* WHAT YOU WILL DO *
Make an exact copy of the lines below.

* STORED ROWS *

▬▬▬▬▬▬▬▬▬▬

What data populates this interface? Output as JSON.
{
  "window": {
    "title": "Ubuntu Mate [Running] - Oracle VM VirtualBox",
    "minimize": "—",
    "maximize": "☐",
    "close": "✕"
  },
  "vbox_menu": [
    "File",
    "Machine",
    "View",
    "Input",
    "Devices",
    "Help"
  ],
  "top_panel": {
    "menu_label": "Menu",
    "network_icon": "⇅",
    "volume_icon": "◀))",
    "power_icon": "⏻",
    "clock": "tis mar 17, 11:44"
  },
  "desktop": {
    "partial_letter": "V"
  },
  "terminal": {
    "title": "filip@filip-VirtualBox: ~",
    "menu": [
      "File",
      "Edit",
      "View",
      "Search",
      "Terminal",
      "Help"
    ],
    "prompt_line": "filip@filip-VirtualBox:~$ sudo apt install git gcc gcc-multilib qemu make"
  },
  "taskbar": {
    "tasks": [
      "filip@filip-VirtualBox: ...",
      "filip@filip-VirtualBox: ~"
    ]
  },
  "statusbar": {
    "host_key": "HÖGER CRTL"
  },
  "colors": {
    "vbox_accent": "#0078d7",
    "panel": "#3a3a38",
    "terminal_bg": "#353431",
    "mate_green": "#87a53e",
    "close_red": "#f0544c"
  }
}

▬▬▬▬▬▬▬▬▬▬

* ANSWER *
What data populates this interface? Output as JSON.
{
  "window": {
    "title": "Ubuntu Mate [Running] - Oracle VM VirtualBox",
    "minimize": "—",
    "maximize": "☐",
    "close": "✕"
  },
  "vbox_menu": [
    "File",
    "Machine",
    "View",
    "Input",
    "Devices",
    "Help"
  ],
  "top_panel": {
    "menu_label": "Menu",
    "network_icon": "⇅",
    "volume_icon": "◀))",
    "power_icon": "⏻",
    "clock": "tis mar 17, 11:44"
  },
  "desktop": {
    "partial_letter": "V"
  },
  "terminal": {
    "title": "filip@filip-VirtualBox: ~",
    "menu": [
      "File",
      "Edit",
      "View",
      "Search",
      "Terminal",
      "Help"
    ],
    "prompt_line": "filip@filip-VirtualBox:~$ sudo apt install git gcc gcc-multilib qemu make"
  },
  "taskbar": {
    "tasks": [
      "filip@filip-VirtualBox: ...",
      "filip@filip-VirtualBox: ~"
    ]
  },
  "statusbar": {
    "host_key": "HÖGER CRTL"
  },
  "colors": {
    "vbox_accent": "#0078d7",
    "panel": "#3a3a38",
    "terminal_bg": "#353431",
    "mate_green": "#87a53e",
    "close_red": "#f0544c"
  }
}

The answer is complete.